__Available records__:
+ + +

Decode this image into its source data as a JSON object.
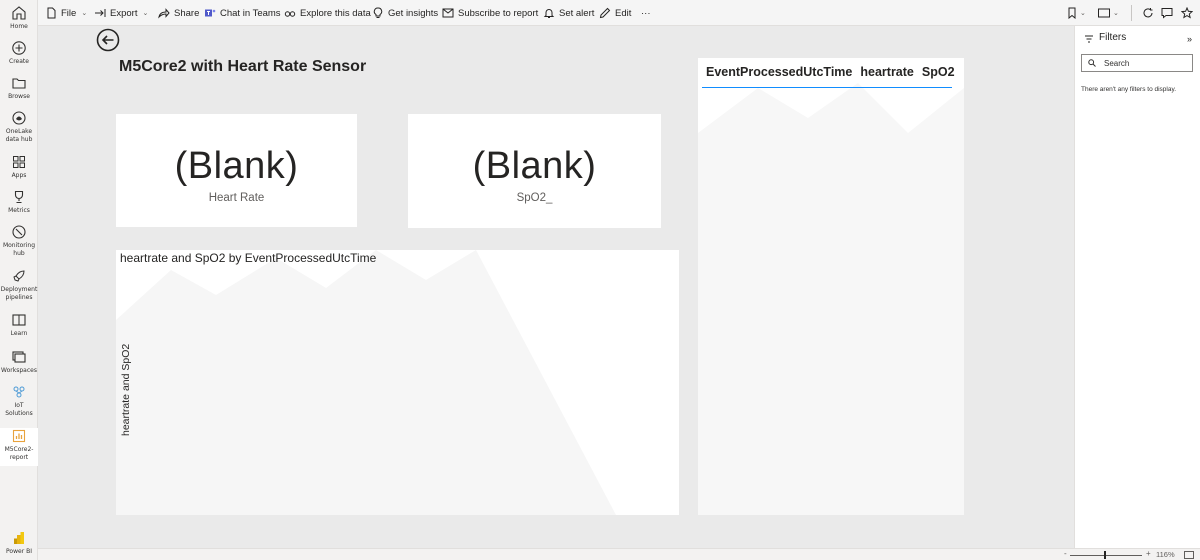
{
  "nav": {
    "items": [
      {
        "label": "Home",
        "icon": "home-icon"
      },
      {
        "label": "Create",
        "icon": "plus-circle-icon"
      },
      {
        "label": "Browse",
        "icon": "folder-icon"
      },
      {
        "label": "OneLake data hub",
        "icon": "onelake-icon"
      },
      {
        "label": "Apps",
        "icon": "apps-icon"
      },
      {
        "label": "Metrics",
        "icon": "trophy-icon"
      },
      {
        "label": "Monitoring hub",
        "icon": "monitor-icon"
      },
      {
        "label": "Deployment pipelines",
        "icon": "rocket-icon"
      },
      {
        "label": "Learn",
        "icon": "book-icon"
      },
      {
        "label": "Workspaces",
        "icon": "workspaces-icon"
      },
      {
        "label": "IoT Solutions",
        "icon": "people-icon"
      },
      {
        "label": "M5Core2-report",
        "icon": "report-icon"
      }
    ],
    "footer_label": "Power BI"
  },
  "toolbar": {
    "file": "File",
    "export": "Export",
    "share": "Share",
    "chat_in_teams": "Chat in Teams",
    "explore": "Explore this data",
    "insights": "Get insights",
    "subscribe": "Subscribe to report",
    "alert": "Set alert",
    "edit": "Edit",
    "more": "···"
  },
  "report": {
    "title": "M5Core2 with Heart Rate Sensor",
    "cards": [
      {
        "value": "(Blank)",
        "label": "Heart Rate"
      },
      {
        "value": "(Blank)",
        "label": "SpO2_"
      }
    ],
    "line_chart": {
      "title": "heartrate and SpO2 by EventProcessedUtcTime",
      "ylabel": "heartrate and SpO2"
    },
    "table": {
      "columns": [
        "EventProcessedUtcTime",
        "heartrate",
        "SpO2"
      ]
    }
  },
  "filters": {
    "title": "Filters",
    "search_placeholder": "Search",
    "empty_text": "There aren't any filters to display."
  },
  "status": {
    "zoom": "116%"
  },
  "colors": {
    "accent": "#118dff",
    "powerbi_yellow": "#f2c811"
  }
}
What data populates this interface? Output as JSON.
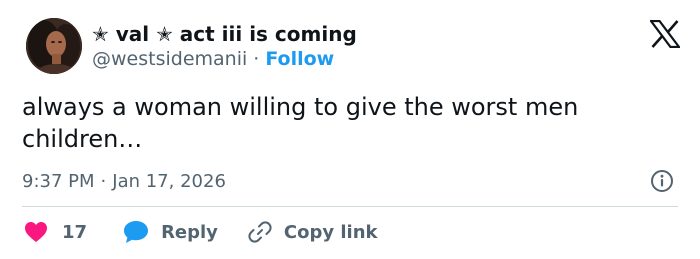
{
  "header": {
    "display_name": "✭ val ✭ act iii is coming",
    "handle": "@westsidemanii",
    "separator": "·",
    "follow_label": "Follow"
  },
  "tweet": {
    "text": "always a woman willing to give the worst men children…"
  },
  "meta": {
    "time": "9:37 PM",
    "separator": "·",
    "date": "Jan 17, 2026"
  },
  "actions": {
    "like_count": "17",
    "reply_label": "Reply",
    "copy_label": "Copy link"
  },
  "icons": {
    "like": "heart-icon",
    "reply": "speech-bubble-icon",
    "copy": "link-icon",
    "info": "info-icon",
    "brand": "x-logo-icon"
  },
  "colors": {
    "text": "#0f1419",
    "muted": "#536471",
    "accent": "#1d9bf0",
    "like": "#f91880",
    "divider": "#cfd9de"
  }
}
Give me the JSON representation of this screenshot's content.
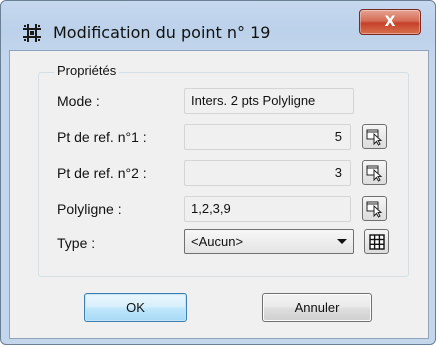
{
  "window": {
    "title": "Modification du point n° 19",
    "icon": "point-grid-icon",
    "close_label": "X"
  },
  "properties": {
    "group_title": "Propriétés",
    "mode": {
      "label": "Mode :",
      "value": "Inters. 2 pts Polyligne"
    },
    "ref_point_1": {
      "label": "Pt de ref. n°1 :",
      "value": "5",
      "button_icon": "pick-point-icon"
    },
    "ref_point_2": {
      "label": "Pt de ref. n°2 :",
      "value": "3",
      "button_icon": "pick-point-icon"
    },
    "polyline": {
      "label": "Polyligne :",
      "value": "1,2,3,9",
      "button_icon": "pick-point-icon"
    },
    "type": {
      "label": "Type :",
      "selected": "<Aucun>",
      "button_icon": "grid-icon"
    }
  },
  "buttons": {
    "ok": "OK",
    "cancel": "Annuler"
  },
  "colors": {
    "titlebar": "#c5d8ee",
    "close_button": "#c5412a",
    "ok_button_border": "#3c7fb1"
  }
}
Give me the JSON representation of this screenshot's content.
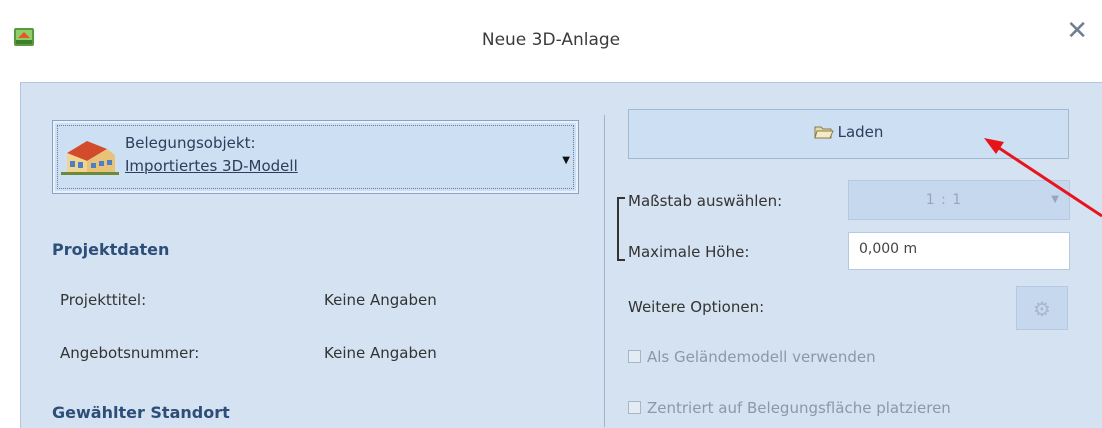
{
  "window": {
    "title": "Neue 3D-Anlage",
    "close_glyph": "✕",
    "app_icon": "app-icon"
  },
  "object_selector": {
    "label": "Belegungsobjekt:",
    "value": "Importiertes 3D-Modell",
    "icon": "house-icon",
    "dropdown_glyph": "▼"
  },
  "project_data": {
    "heading": "Projektdaten",
    "rows": [
      {
        "label": "Projekttitel:",
        "value": "Keine Angaben"
      },
      {
        "label": "Angebotsnummer:",
        "value": "Keine Angaben"
      }
    ]
  },
  "location": {
    "heading": "Gewählter Standort"
  },
  "load_button": {
    "label": "Laden",
    "icon": "folder-open-icon"
  },
  "scale": {
    "label": "Maßstab auswählen:",
    "value": "1 : 1",
    "dropdown_glyph": "▼"
  },
  "max_height": {
    "label": "Maximale Höhe:",
    "value": "0,000 m"
  },
  "more_options": {
    "label": "Weitere Optionen:",
    "icon": "gear-icon",
    "glyph": "⚙"
  },
  "checkboxes": [
    {
      "label": "Als Geländemodell verwenden",
      "checked": false,
      "enabled": false
    },
    {
      "label": "Zentriert auf Belegungsfläche platzieren",
      "checked": false,
      "enabled": false
    }
  ],
  "colors": {
    "panel_bg": "#d4e2f1",
    "heading": "#2e4e7a",
    "annotation_arrow": "#e8141b"
  }
}
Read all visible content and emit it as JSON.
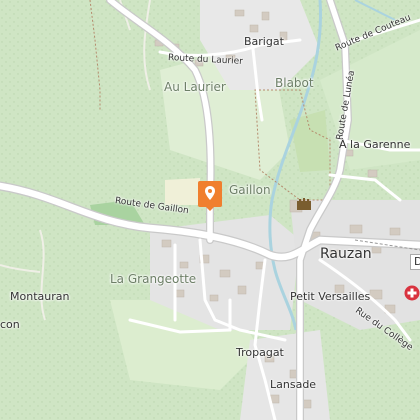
{
  "map": {
    "colors": {
      "forest": "#cfe5c4",
      "field": "#dfeed4",
      "urban": "#e4e4e4",
      "road": "#ffffff",
      "water": "#aad3df",
      "marker": "#f07f2e",
      "poi_red": "#d9333f"
    },
    "labels": {
      "barigat": "Barigat",
      "route_du_laurier": "Route du Laurier",
      "au_laurier": "Au Laurier",
      "blabot": "Blabot",
      "route_de_couteau": "Route de Couteau",
      "route_de_lune": "Route de Lunéa",
      "a_la_garenne": "À la Garenne",
      "gaillon": "Gaillon",
      "route_de_gaillon": "Route de Gaillon",
      "rauzan": "Rauzan",
      "la_grangeotte": "La Grangeotte",
      "montauran": "Montauran",
      "con": "con",
      "petit_versailles": "Petit Versailles",
      "rue_du_college": "Rue du Collège",
      "tropagat": "Tropagat",
      "lansade": "Lansade",
      "cut_d": "D"
    },
    "icons": {
      "location_marker": "map-marker-icon",
      "castle": "castle-icon",
      "red_poi": "poi-icon"
    }
  }
}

+ + +

__Work to be completed__:
Every line that holds the word "heartrate" should be extracted.

__Response for this exercise__:
      "title": "heartrate and SpO2 by EventProcessedUtcTime",
      "ylabel": "heartrate and SpO2"
        "heartrate",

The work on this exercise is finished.